Given information:
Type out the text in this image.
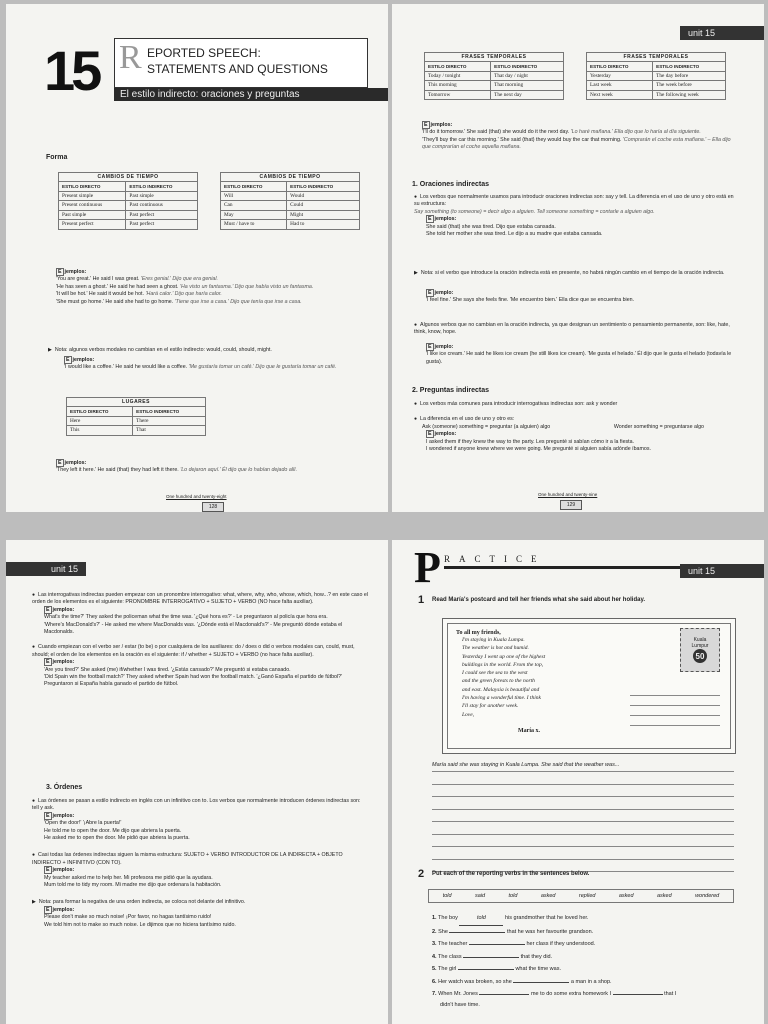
15 R EPORTED SPEECH:
STATEMENTS AND QUESTIONS
El estilo indirecto: oraciones y preguntas
Forma
CAMBIOS DE TIEMPO
ESTILO DIRECTO	ESTILO INDIRECTO
Present simple	Past simple
Present continuous	Past continuous
Past simple	Past perfect
Present perfect	Past perfect
CAMBIOS DE TIEMPO
ESTILO DIRECTO	ESTILO INDIRECTO
Will	Would
Can	Could
May	Might
Must / have to	Had to
E jemplos:
'You are great.' He said I was great. 'Eres genial.' Dijo que era genial.
'He has seen a ghost.' He said he had seen a ghost. 'Ha visto un fantasma.' Dijo que había visto un fantasma.
'It will be hot.' He said it would be hot. 'Hará calor.' Dijo que haría calor.
'She must go home.' He said she had to go home. 'Tiene que irse a casa.' Dijo que tenía que irse a casa.
▶ Nota: algunos verbos modales no cambian en el estilo indirecto: would, could, should, might.
E jemplos:
'I would like a coffee.' He said he would like a coffee. 'Me gustaría tomar un café.' Dijo que le gustaría tomar un café.
LUGARES
ESTILO DIRECTO	ESTILO INDIRECTO
Here	There
This	That
E jemplos:
'They left it here.' He said (that) they had left it there. 'Lo dejaron aquí.' Él dijo que lo habían dejado allí.
One hundred and twenty-eight
128
unit 15
FRASES TEMPORALES
ESTILO DIRECTO	ESTILO INDIRECTO
Today / tonight	That day / night
This morning	That morning
Tomorrow	The next day
FRASES TEMPORALES
ESTILO DIRECTO	ESTILO INDIRECTO
Yesterday	The day before
Last week	The week before
Next week	The following week
E jemplos:
'I'll do it tomorrow.' She said (that) she would do it the next day. 'Lo haré mañana.' Ella dijo que lo haría al día siguiente.
'They'll buy the car this morning.' She said (that) they would buy the car that morning. 'Comprarán el coche esta mañana.' – Ella dijo que comprarían el coche aquella mañana.
1. Oraciones indirectas
● Los verbos que normalmente usamos para introducir oraciones indirectas son: say y tell. La diferencia en el uso de uno y otro está en su estructura:
Say something (to someone) = decir algo a alguien. Tell someone something = contarle a alguien algo.
E jemplos:
She said (that) she was tired. Dijo que estaba cansada.
She told her mother she was tired. Le dijo a su madre que estaba cansada.
▶ Nota: si el verbo que introduce la oración indirecta está en presente, no habrá ningún cambio en el tiempo de la oración indirecta.
E jemplo:
'I feel fine.' She says she feels fine. 'Me encuentro bien.' Ella dice que se encuentra bien.
● Algunos verbos que no cambian en la oración indirecta, ya que designan un sentimiento o pensamiento permanente, son: like, hate, think, know, hope.
E jemplo:
'I like ice cream.' He said he likes ice cream (he still likes ice cream). 'Me gusta el helado.' Él dijo que le gusta el helado (todavía le gusta).
2. Preguntas indirectas
● Los verbos más comunes para introducir interrogativas indirectas son: ask y wonder
● La diferencia en el uso de uno y otro es:
Ask (someone) something = preguntar (a alguien) algo	Wonder something = preguntarse algo
E jemplos:
I asked them if they knew the way to the party. Les pregunté si sabían cómo ir a la fiesta.
I wondered if anyone knew where we were going. Me pregunté si alguien sabía adónde íbamos.
One hundred and twenty-nine
129
unit 15
● Las interrogativas indirectas pueden empezar con un pronombre interrogativo: what, where, why, who, whose, which, how...? en este caso el orden de los elementos es el siguiente: PRONOMBRE INTERROGATIVO + SUJETO + VERBO (NO hace falta auxiliar).
E jemplos:
What's the time?' They asked the policeman what the time was. '¿Qué hora es?' - Le preguntaron al policía que hora era.
'Where's MacDonald's?' - He asked me where MacDonalds was. '¿Dónde está el Macdonald's?' - Me preguntó dónde estaba el Macdonalds.
● Cuando empiezan con el verbo ser / estar (to be) o por cualquiera de los auxiliares: do / does o did o verbos modales can, could, must, should; el orden de los elementos en la oración es el siguiente: if / whether + SUJETO + VERBO (no hace falta auxiliar).
E jemplos:
'Are you tired?' She asked (me) if/whether I was tired. '¿Estás cansado?' Me preguntó si estaba cansado.
'Did Spain win the football match?' They asked whether Spain had won the football match. '¿Ganó España el partido de fútbol?' Preguntaron si España había ganado el partido de fútbol.
3. Órdenes
● Las órdenes se pasan a estilo indirecto en inglés con un infinitivo con to. Los verbos que normalmente introducen órdenes indirectas son: tell y ask.
E jemplos:
'Open the door!' '¡Abre la puerta!'
He told me to open the door. Me dijo que abriera la puerta.
He asked me to open the door. Me pidió que abriera la puerta.
● Casi todas las órdenes indirectas siguen la misma estructura: SUJETO + VERBO INTRODUCTOR DE LA INDIRECTA + OBJETO INDIRECTO + INFINITIVO (CON TO).
E jemplos:
My teacher asked me to help her. Mi profesora me pidió que la ayudara.
Mum told me to tidy my room. Mi madre me dijo que ordenara la habitación.
▶ Nota: para formar la negativa de una orden indirecta, se coloca not delante del infinitivo.
E jemplos:
Please don't make so much noise! ¡Por favor, no hagas tantísimo ruido!
We told him not to make so much noise. Le dijimos que no hiciera tantísimo ruido.
P RACTICE
unit 15
1 Read María's postcard and tell her friends what she said about her holiday.
To all my friends,
I'm staying in Kuala Lumpa.
The weather is hot and humid.
Yesterday I went up one of the highest
buildings in the world. From the top,
I could see the sea to the west
and the green forests to the north
and east. Malaysia is beautiful and
I'm having a wonderful time. I think
I'll stay for another week.
Love,
María x.
Kuala
Lumpur
50
María said she was staying in Kuala Lumpa. She said that the weather was...
2 Put each of the reporting verbs in the sentences below.
told	said	told	asked	replied	asked	asked	wondered
1. The boy	told	his grandmother that he loved her.
2. She	that he was her favourite grandson.
3. The teacher	her class if they understood.
4. The class	that they did.
5. The girl	what the time was.
6. Her watch was broken, so she	a man in a shop.
7. When Mr. Jones	me to do some extra homework I	that I
didn't have time.
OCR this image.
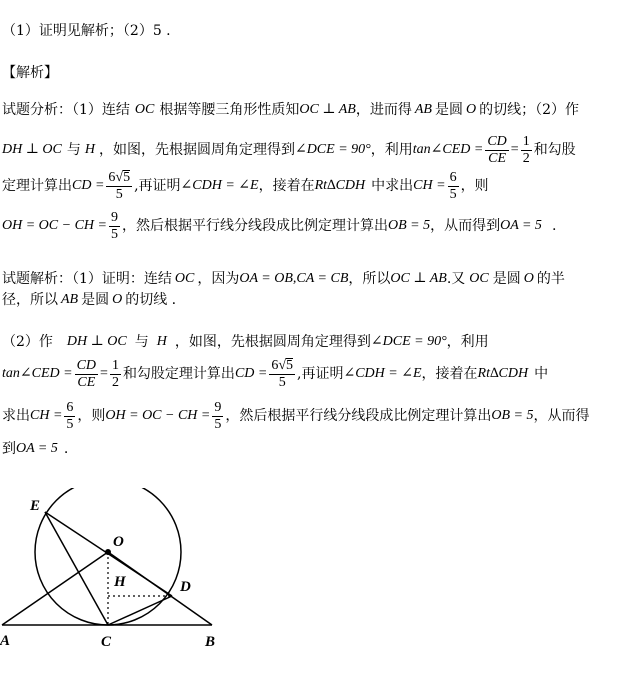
（1）证明见解析；（2）5 .
【解析】
试题分析：（1）连结 OC 根据等腰三角形性质知 OC ⊥ AB ，进而得 AB 是圆 O 的切线；（2）作
DH ⊥ OC 与 H ，如图，先根据圆周角定理得到 ∠DCE = 90° ，利用 tan∠CED = $\frac{CD}{CE} = \frac{1}{2}$ 和勾股
定理计算出 CD = $\frac{6 √ 5}{5}$ ,再证明 ∠CDH = ∠E ，接着在 Rt∆CDH 中求出 CH = $\frac{6}{5}$ ，则
OH = OC − CH = $\frac{9}{5}$ ，然后根据平行线分线段成比例定理计算出 OB = 5 ，从而得到 OA = 5 .
试题解析：（1）证明：连结 OC ，因为 OA = OB,CA = CB ，所以 OC ⊥ AB .又 OC 是圆 O 的半
径，所以 AB 是圆 O 的切线 .
（2）作 DH ⊥ OC 与 H ，如图，先根据圆周角定理得到 ∠DCE = 90° ，利用
tan∠CED = $\frac{CD}{CE} = \frac{1}{2}$ 和勾股定理计算出 CD = $\frac{6 √ 5}{5}$ ,再证明 ∠CDH = ∠E ，接着在 Rt∆CDH 中
求出 CH = $\frac{6}{5}$ ，则 OH = OC − CH = $\frac{9}{5}$ ，然后根据平行线分线段成比例定理计算出 OB = 5 ，从而得
到 OA = 5 .
E
O
H	D
A	C	B
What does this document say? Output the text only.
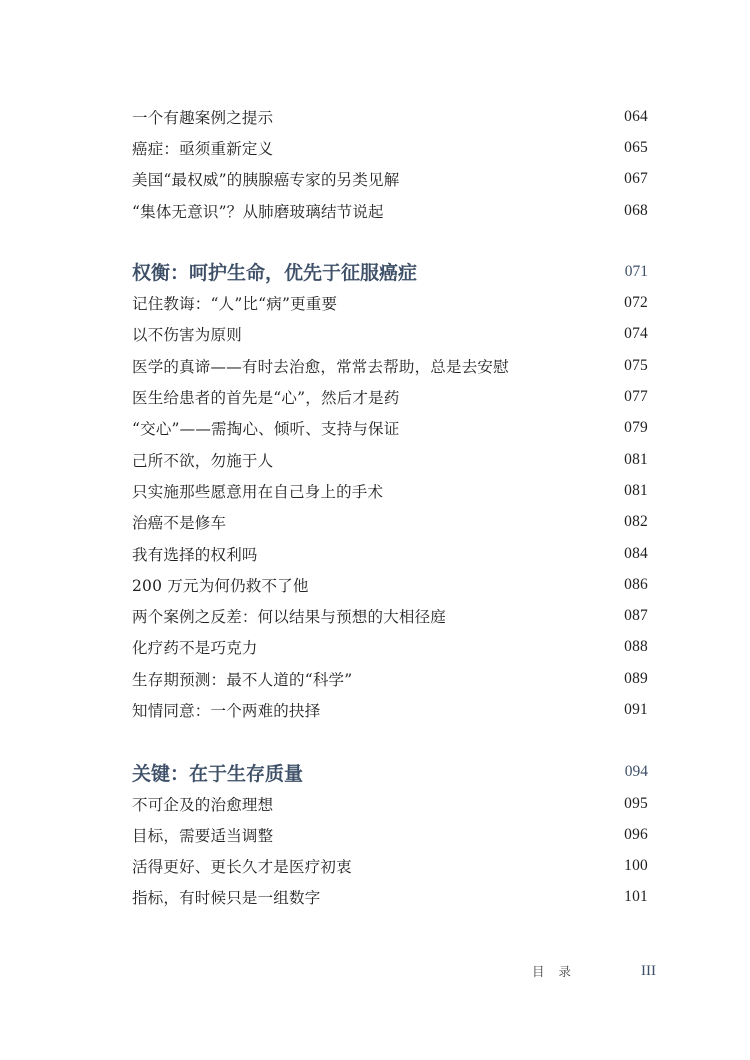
一个有趣案例之提示	064
癌症：亟须重新定义	065
美国“最权威”的胰腺癌专家的另类见解	067
“集体无意识”？从肺磨玻璃结节说起	068
权衡：呵护生命，优先于征服癌症	071
记住教诲：“人”比“病”更重要	072
以不伤害为原则	074
医学的真谛——有时去治愈，常常去帮助，总是去安慰	075
医生给患者的首先是“心”，然后才是药	077
“交心”——需掏心、倾听、支持与保证	079
己所不欲，勿施于人	081
只实施那些愿意用在自己身上的手术	081
治癌不是修车	082
我有选择的权利吗	084
200 万元为何仍救不了他	086
两个案例之反差：何以结果与预想的大相径庭	087
化疗药不是巧克力	088
生存期预测：最不人道的“科学”	089
知情同意：一个两难的抉择	091
关键：在于生存质量	094
不可企及的治愈理想	095
目标，需要适当调整	096
活得更好、更长久才是医疗初衷	100
指标，有时候只是一组数字	101
目录	III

What this task involves: Search the data above for the string "someone" and copy each line that has it.

Correct output:
Say something (to someone) = decir algo a alguien. Tell someone something = contarle a alguien algo.
Ask (someone) something = preguntar (a alguien) algo	Wonder something = preguntarse algo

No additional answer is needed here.